Recorded data:

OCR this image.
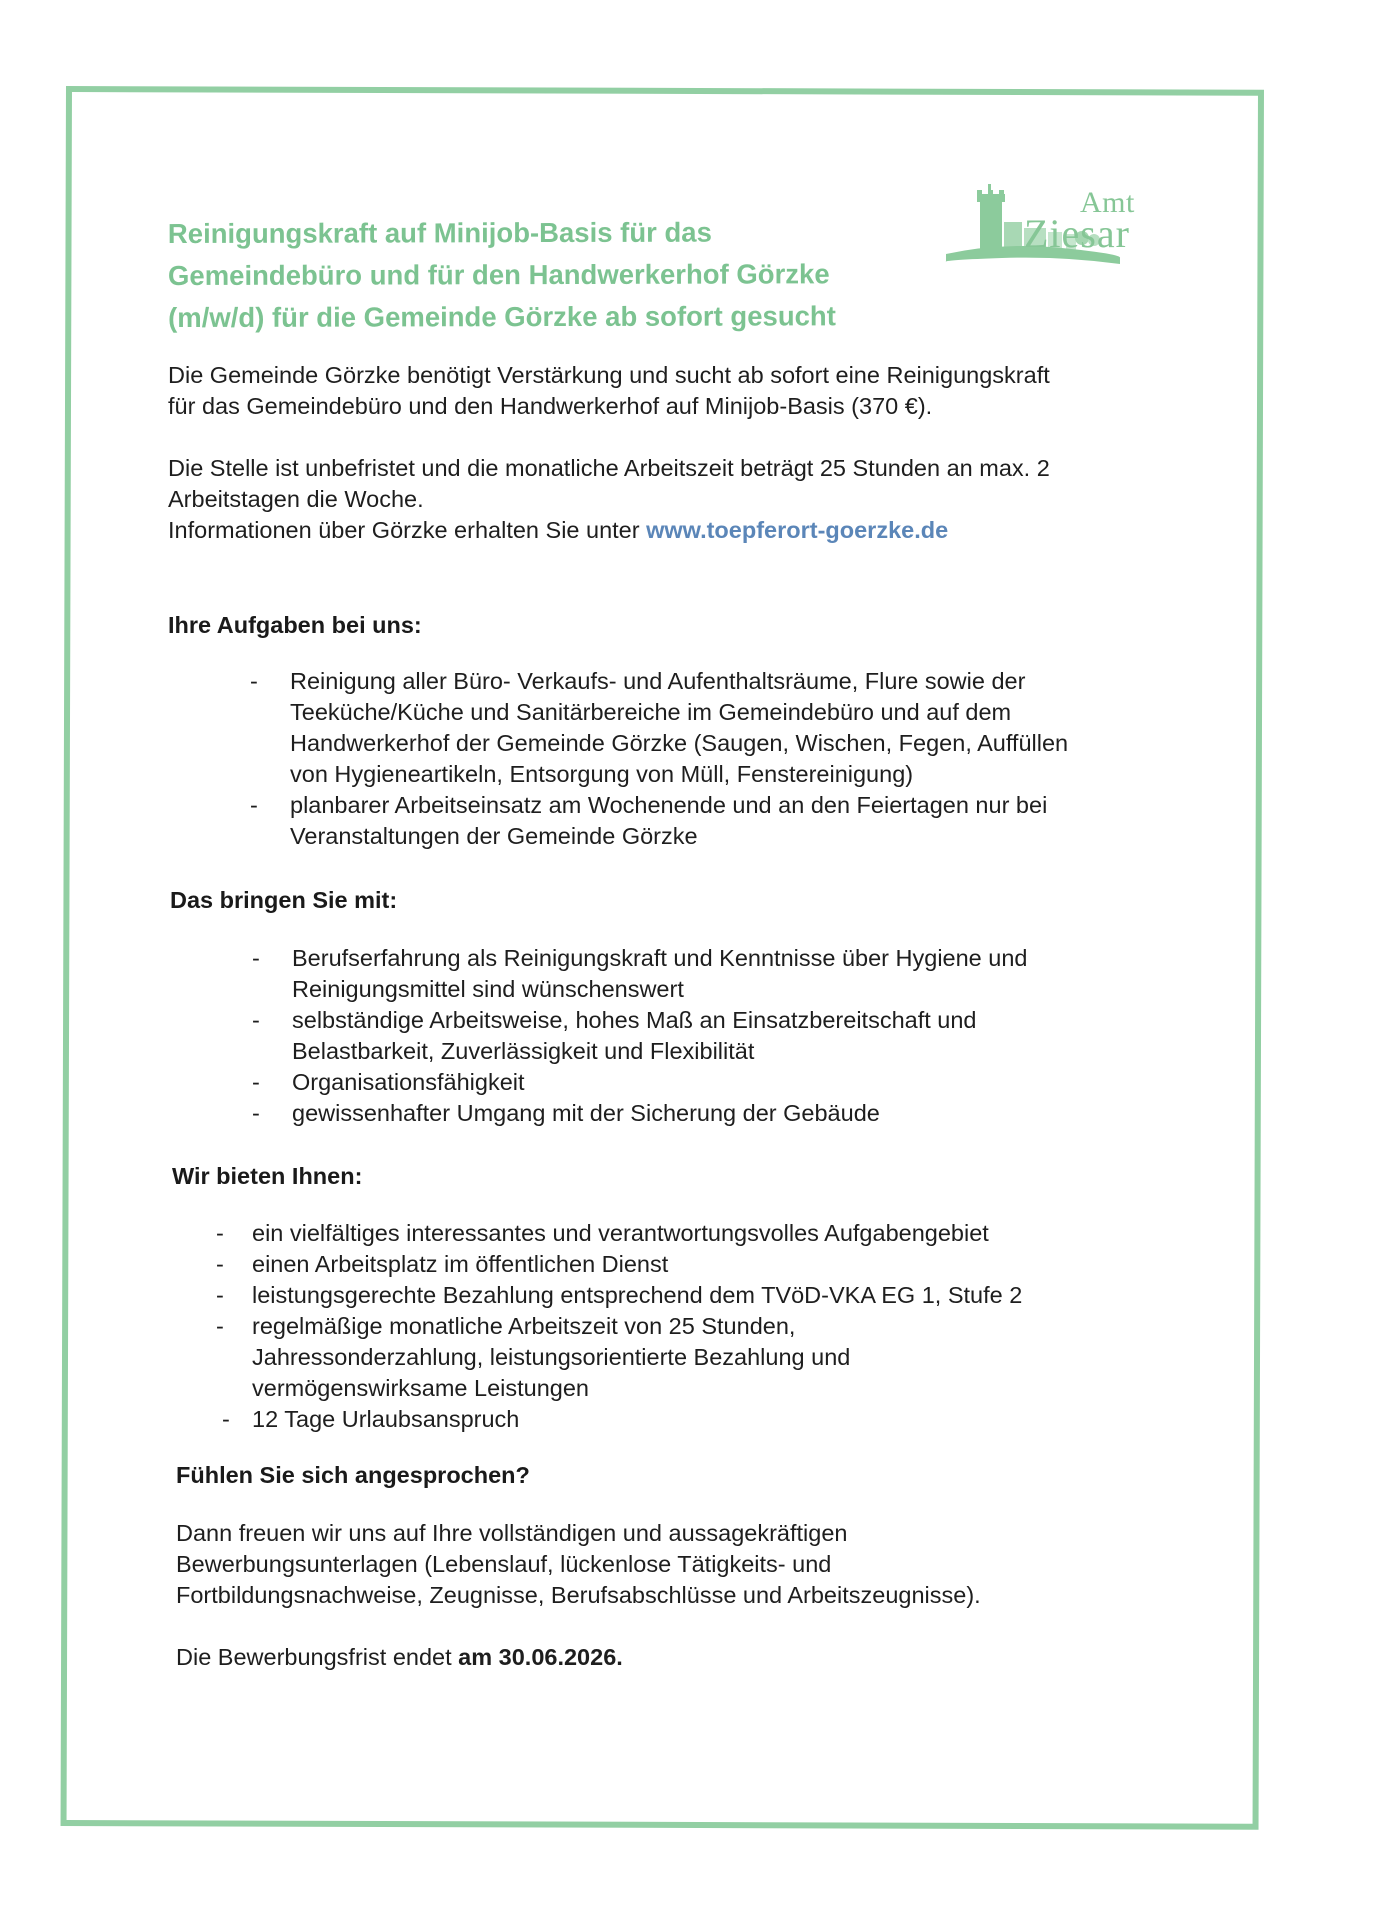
Reinigungskraft auf Minijob-Basis für das
Gemeindebüro und für den Handwerkerhof Görzke
(m/w/d) für die Gemeinde Görzke ab sofort gesucht
Amt
Ziesar
Die Gemeinde Görzke benötigt Verstärkung und sucht ab sofort eine Reinigungskraft
für das Gemeindebüro und den Handwerkerhof auf Minijob-Basis (370 €).
Die Stelle ist unbefristet und die monatliche Arbeitszeit beträgt 25 Stunden an max. 2
Arbeitstagen die Woche.
Informationen über Görzke erhalten Sie unter www.toepferort-goerzke.de
Ihre Aufgaben bei uns:
- Reinigung aller Büro- Verkaufs- und Aufenthaltsräume, Flure sowie der
Teeküche/Küche und Sanitärbereiche im Gemeindebüro und auf dem
Handwerkerhof der Gemeinde Görzke (Saugen, Wischen, Fegen, Auffüllen
von Hygieneartikeln, Entsorgung von Müll, Fenstereinigung)
- planbarer Arbeitseinsatz am Wochenende und an den Feiertagen nur bei
Veranstaltungen der Gemeinde Görzke
Das bringen Sie mit:
- Berufserfahrung als Reinigungskraft und Kenntnisse über Hygiene und
Reinigungsmittel sind wünschenswert
- selbständige Arbeitsweise, hohes Maß an Einsatzbereitschaft und
Belastbarkeit, Zuverlässigkeit und Flexibilität
- Organisationsfähigkeit
- gewissenhafter Umgang mit der Sicherung der Gebäude
Wir bieten Ihnen:
- ein vielfältiges interessantes und verantwortungsvolles Aufgabengebiet
- einen Arbeitsplatz im öffentlichen Dienst
- leistungsgerechte Bezahlung entsprechend dem TVöD-VKA EG 1, Stufe 2
- regelmäßige monatliche Arbeitszeit von 25 Stunden,
Jahressonderzahlung, leistungsorientierte Bezahlung und
vermögenswirksame Leistungen
- 12 Tage Urlaubsanspruch
Fühlen Sie sich angesprochen?
Dann freuen wir uns auf Ihre vollständigen und aussagekräftigen
Bewerbungsunterlagen (Lebenslauf, lückenlose Tätigkeits- und
Fortbildungsnachweise, Zeugnisse, Berufsabschlüsse und Arbeitszeugnisse).
Die Bewerbungsfrist endet am 30.06.2026.
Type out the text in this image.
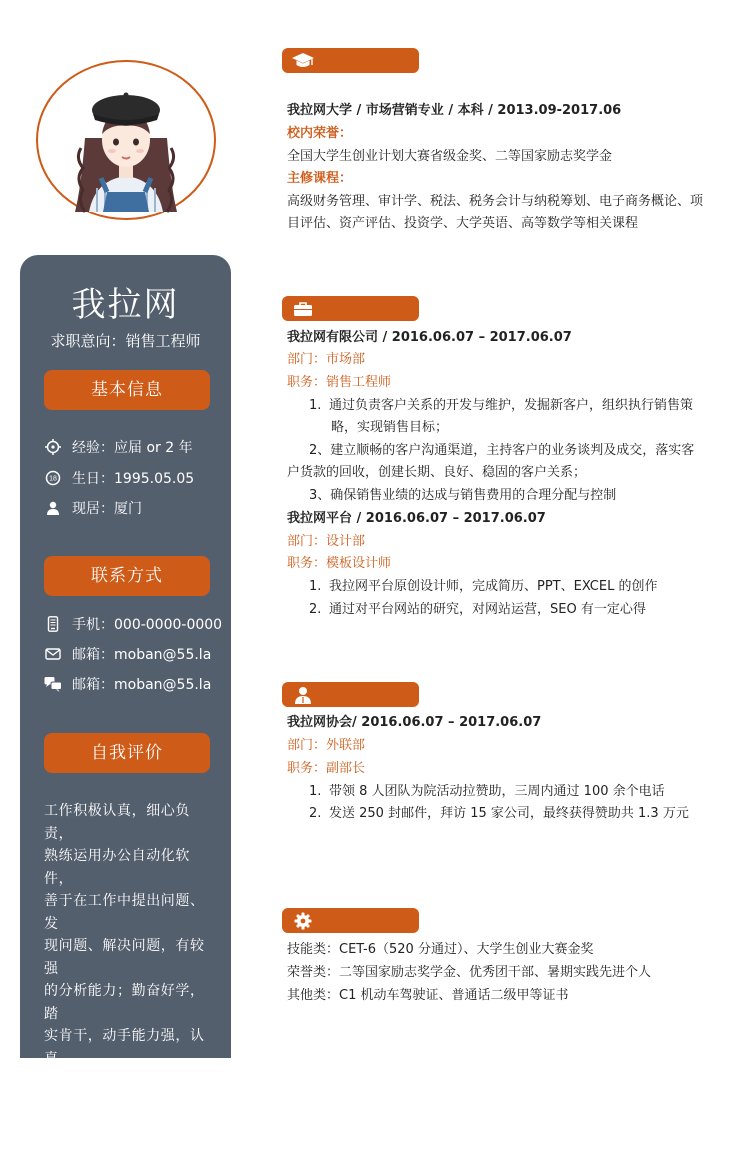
我拉网
求职意向：销售工程师
基本信息
经验：应届 or 2 年
18 生日：1995.05.05
现居：厦门
联系方式
手机：000-0000-0000
邮箱：moban@55.la
邮箱：moban@55.la
自我评价
工作积极认真，细心负责，
熟练运用办公自动化软件，
善于在工作中提出问题、发
现问题、解决问题，有较强
的分析能力；勤奋好学，踏
实肯干，动手能力强，认真
负责，有很强的社会责任
感；坚毅不拔，吃苦耐劳，
喜欢和勇于迎接新挑战。
我拉网大学 / 市场营销专业 / 本科 / 2013.09-2017.06
校内荣誉：
全国大学生创业计划大赛省级金奖、二等国家励志奖学金
主修课程：
高级财务管理、审计学、税法、税务会计与纳税筹划、电子商务概论、项
目评估、资产评估、投资学、大学英语、高等数学等相关课程
我拉网有限公司 / 2016.06.07 – 2017.06.07
部门：市场部
职务：销售工程师
1. 通过负责客户关系的开发与维护，发掘新客户，组织执行销售策
略，实现销售目标；
2、建立顺畅的客户沟通渠道，主持客户的业务谈判及成交，落实客
户货款的回收，创建长期、良好、稳固的客户关系；
3、确保销售业绩的达成与销售费用的合理分配与控制
我拉网平台 / 2016.06.07 – 2017.06.07
部门：设计部
职务：模板设计师
1. 我拉网平台原创设计师，完成简历、PPT、EXCEL 的创作
2. 通过对平台网站的研究，对网站运营，SEO 有一定心得
我拉网协会/ 2016.06.07 – 2017.06.07
部门：外联部
职务：副部长
1. 带领 8 人团队为院活动拉赞助，三周内通过 100 余个电话
2. 发送 250 封邮件，拜访 15 家公司，最终获得赞助共 1.3 万元
技能类：CET-6（520 分通过）、大学生创业大赛金奖
荣誉类：二等国家励志奖学金、优秀团干部、暑期实践先进个人
其他类：C1 机动车驾驶证、普通话二级甲等证书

» **Task details**: Copy every line of the records above that contains "Stunden".

» **Answer to the task**:
Die Stelle ist unbefristet und die monatliche Arbeitszeit beträgt 25 Stunden an max. 2
- regelmäßige monatliche Arbeitszeit von 25 Stunden,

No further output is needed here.